### PROVIDED RECORDS:
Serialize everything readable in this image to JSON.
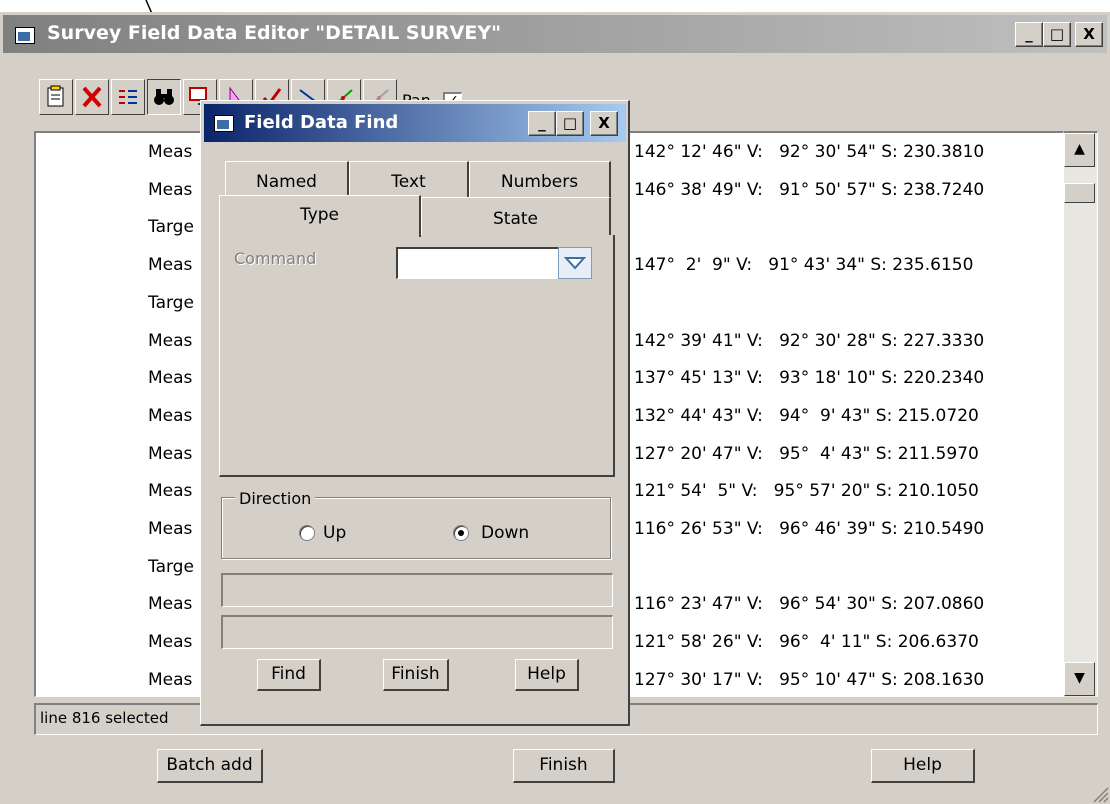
{
  "main_window": {
    "title": "Survey Field Data Editor \"DETAIL SURVEY\"",
    "caption_buttons": {
      "minimize": "_",
      "maximize": "□",
      "close": "X"
    },
    "toolbar": {
      "pan_label": "Pan",
      "pan_checked": "✓",
      "buttons": [
        "new-record",
        "delete",
        "insert-list",
        "find",
        "import",
        "measure",
        "check",
        "traverse",
        "graph",
        "graph-disabled"
      ]
    },
    "list": {
      "rows": [
        {
          "kind": "Meas",
          "vals": "142° 12' 46\" V:   92° 30' 54\" S: 230.3810"
        },
        {
          "kind": "Meas",
          "vals": "146° 38' 49\" V:   91° 50' 57\" S: 238.7240"
        },
        {
          "kind": "Targe",
          "vals": ""
        },
        {
          "kind": "Meas",
          "vals": "147°  2'  9\" V:   91° 43' 34\" S: 235.6150"
        },
        {
          "kind": "Targe",
          "vals": ""
        },
        {
          "kind": "Meas",
          "vals": "142° 39' 41\" V:   92° 30' 28\" S: 227.3330"
        },
        {
          "kind": "Meas",
          "vals": "137° 45' 13\" V:   93° 18' 10\" S: 220.2340"
        },
        {
          "kind": "Meas",
          "vals": "132° 44' 43\" V:   94°  9' 43\" S: 215.0720"
        },
        {
          "kind": "Meas",
          "vals": "127° 20' 47\" V:   95°  4' 43\" S: 211.5970"
        },
        {
          "kind": "Meas",
          "vals": "121° 54'  5\" V:   95° 57' 20\" S: 210.1050"
        },
        {
          "kind": "Meas",
          "vals": "116° 26' 53\" V:   96° 46' 39\" S: 210.5490"
        },
        {
          "kind": "Targe",
          "vals": ""
        },
        {
          "kind": "Meas",
          "vals": "116° 23' 47\" V:   96° 54' 30\" S: 207.0860"
        },
        {
          "kind": "Meas",
          "vals": "121° 58' 26\" V:   96°  4' 11\" S: 206.6370"
        },
        {
          "kind": "Meas",
          "vals": "127° 30' 17\" V:   95° 10' 47\" S: 208.1630"
        }
      ]
    },
    "status": "line 816 selected",
    "buttons": {
      "batch_add": "Batch add",
      "finish": "Finish",
      "help": "Help"
    }
  },
  "dialog": {
    "title": "Field Data Find",
    "tabs_back": [
      "Named",
      "Text",
      "Numbers"
    ],
    "tabs_front": [
      "Type",
      "State"
    ],
    "active_tab": "Type",
    "command_label": "Command",
    "command_value": "",
    "direction": {
      "label": "Direction",
      "up": "Up",
      "down": "Down",
      "selected": "Down"
    },
    "buttons": {
      "find": "Find",
      "finish": "Finish",
      "help": "Help"
    }
  }
}
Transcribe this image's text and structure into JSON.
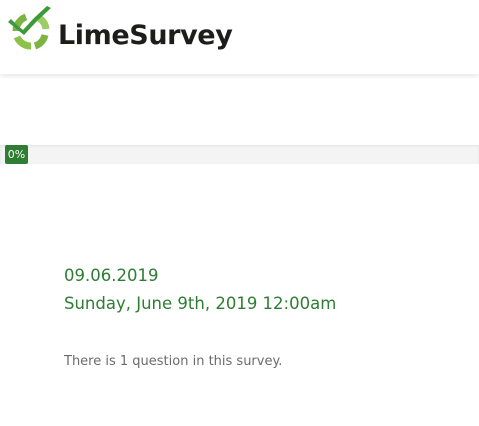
{
  "header": {
    "brand_name": "LimeSurvey",
    "logo_icon": "limesurvey-logo-icon"
  },
  "progress": {
    "label": "0%",
    "value": 0
  },
  "welcome": {
    "date_short": "09.06.2019",
    "date_long": "Sunday, June 9th, 2019 12:00am"
  },
  "survey": {
    "question_count_text": "There is 1 question in this survey."
  },
  "colors": {
    "brand_green": "#2e7d32",
    "logo_green": "#8bc34a",
    "text_muted": "#6b6b6b"
  }
}
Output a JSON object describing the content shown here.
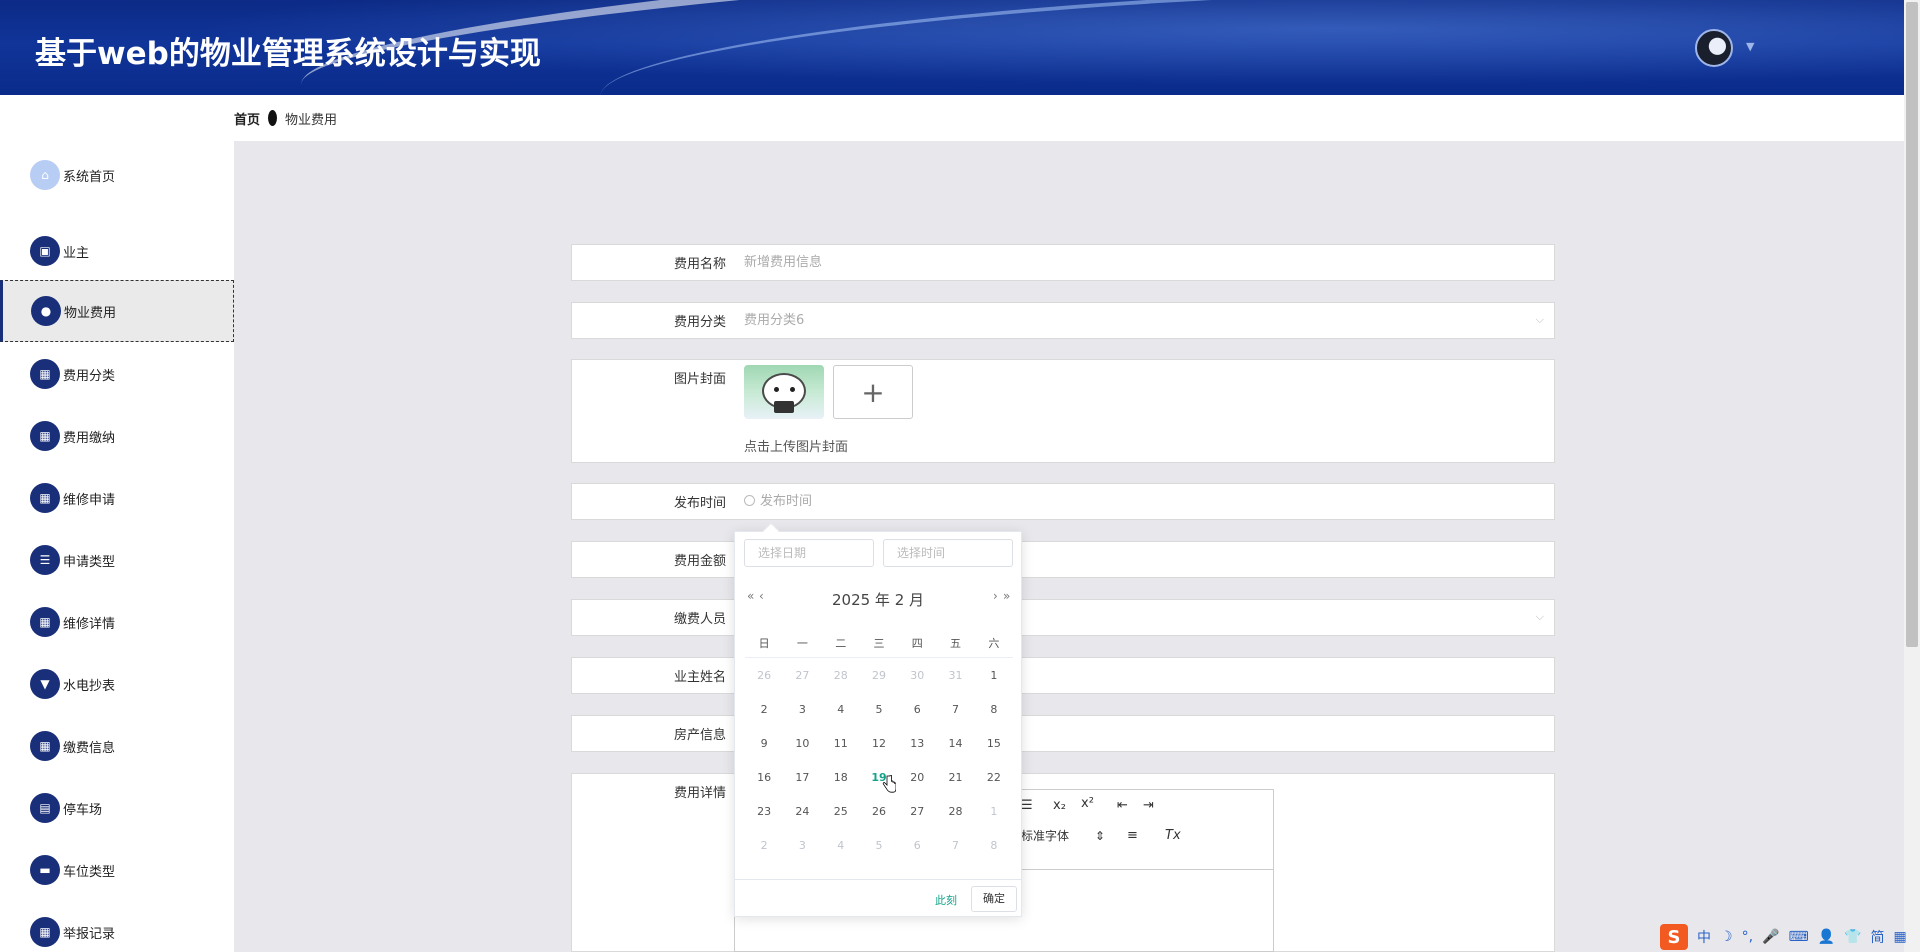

### DIRECTIONS:
Extract all the data above exactly, excluding every picture.

### THE COMPLETED TASK:
Serialize everything readable in this image to JSON.
{
  "main_window": {
    "title": "Survey Field Data Editor \"DETAIL SURVEY\"",
    "caption_buttons": {
      "minimize": "_",
      "maximize": "□",
      "close": "X"
    },
    "toolbar": {
      "pan_label": "Pan",
      "pan_checked": "✓",
      "buttons": [
        "new-record",
        "delete",
        "insert-list",
        "find",
        "import",
        "measure",
        "check",
        "traverse",
        "graph",
        "graph-disabled"
      ]
    },
    "list": {
      "rows": [
        {
          "kind": "Meas",
          "vals": "142° 12' 46\" V:   92° 30' 54\" S: 230.3810"
        },
        {
          "kind": "Meas",
          "vals": "146° 38' 49\" V:   91° 50' 57\" S: 238.7240"
        },
        {
          "kind": "Targe",
          "vals": ""
        },
        {
          "kind": "Meas",
          "vals": "147°  2'  9\" V:   91° 43' 34\" S: 235.6150"
        },
        {
          "kind": "Targe",
          "vals": ""
        },
        {
          "kind": "Meas",
          "vals": "142° 39' 41\" V:   92° 30' 28\" S: 227.3330"
        },
        {
          "kind": "Meas",
          "vals": "137° 45' 13\" V:   93° 18' 10\" S: 220.2340"
        },
        {
          "kind": "Meas",
          "vals": "132° 44' 43\" V:   94°  9' 43\" S: 215.0720"
        },
        {
          "kind": "Meas",
          "vals": "127° 20' 47\" V:   95°  4' 43\" S: 211.5970"
        },
        {
          "kind": "Meas",
          "vals": "121° 54'  5\" V:   95° 57' 20\" S: 210.1050"
        },
        {
          "kind": "Meas",
          "vals": "116° 26' 53\" V:   96° 46' 39\" S: 210.5490"
        },
        {
          "kind": "Targe",
          "vals": ""
        },
        {
          "kind": "Meas",
          "vals": "116° 23' 47\" V:   96° 54' 30\" S: 207.0860"
        },
        {
          "kind": "Meas",
          "vals": "121° 58' 26\" V:   96°  4' 11\" S: 206.6370"
        },
        {
          "kind": "Meas",
          "vals": "127° 30' 17\" V:   95° 10' 47\" S: 208.1630"
        }
      ]
    },
    "status": "line 816 selected",
    "buttons": {
      "batch_add": "Batch add",
      "finish": "Finish",
      "help": "Help"
    }
  },
  "dialog": {
    "title": "Field Data Find",
    "tabs_back": [
      "Named",
      "Text",
      "Numbers"
    ],
    "tabs_front": [
      "Type",
      "State"
    ],
    "active_tab": "Type",
    "command_label": "Command",
    "command_value": "",
    "direction": {
      "label": "Direction",
      "up": "Up",
      "down": "Down",
      "selected": "Down"
    },
    "buttons": {
      "find": "Find",
      "finish": "Finish",
      "help": "Help"
    }
  }
}
Transcribe this image's text and structure into JSON.
{
  "header": {
    "brand_name": "LimeSurvey",
    "logo_icon": "limesurvey-logo-icon"
  },
  "progress": {
    "label": "0%",
    "value": 0
  },
  "welcome": {
    "date_short": "09.06.2019",
    "date_long": "Sunday, June 9th, 2019 12:00am"
  },
  "survey": {
    "question_count_text": "There is 1 question in this survey."
  },
  "colors": {
    "brand_green": "#2e7d32",
    "logo_green": "#8bc34a",
    "text_muted": "#6b6b6b"
  }
}
Output a JSON object describing the content shown here.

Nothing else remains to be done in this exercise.